*Data extract*
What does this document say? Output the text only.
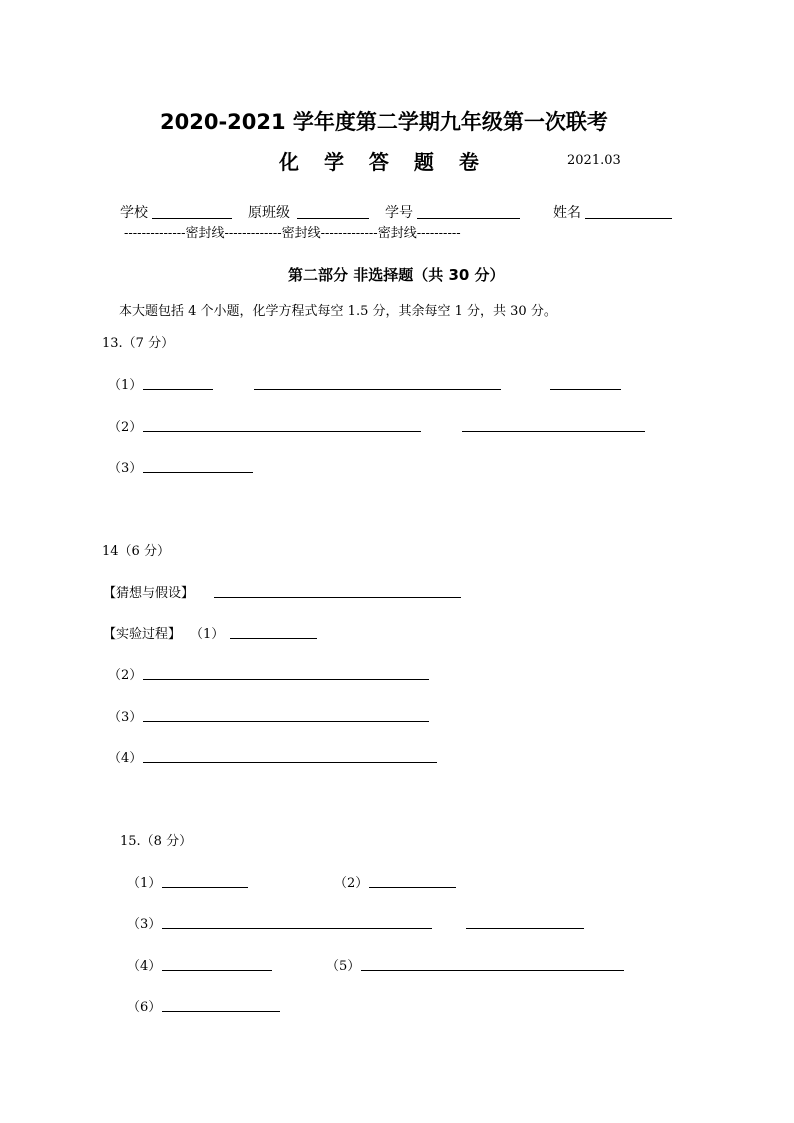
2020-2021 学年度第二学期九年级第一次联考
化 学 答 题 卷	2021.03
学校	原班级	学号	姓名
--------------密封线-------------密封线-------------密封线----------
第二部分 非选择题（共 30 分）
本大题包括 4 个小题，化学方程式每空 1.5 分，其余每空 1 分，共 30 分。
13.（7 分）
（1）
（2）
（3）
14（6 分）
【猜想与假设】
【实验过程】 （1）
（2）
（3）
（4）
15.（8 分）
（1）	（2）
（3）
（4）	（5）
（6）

*Directions for this task*
The records above are to be quoted exactly, with all pictures left out.

*Exercise solution*
What does this document say? Output the text only.
2020-2021 学年度第二学期九年级第一次联考
化 学 答 题 卷	2021.03
学校	原班级	学号	姓名
--------------密封线-------------密封线-------------密封线----------
第二部分 非选择题（共 30 分）
本大题包括 4 个小题，化学方程式每空 1.5 分，其余每空 1 分，共 30 分。
13.（7 分）
（1）
（2）
（3）
14（6 分）
【猜想与假设】
【实验过程】 （1）
（2）
（3）
（4）
15.（8 分）
（1）	（2）
（3）
（4）	（5）
（6）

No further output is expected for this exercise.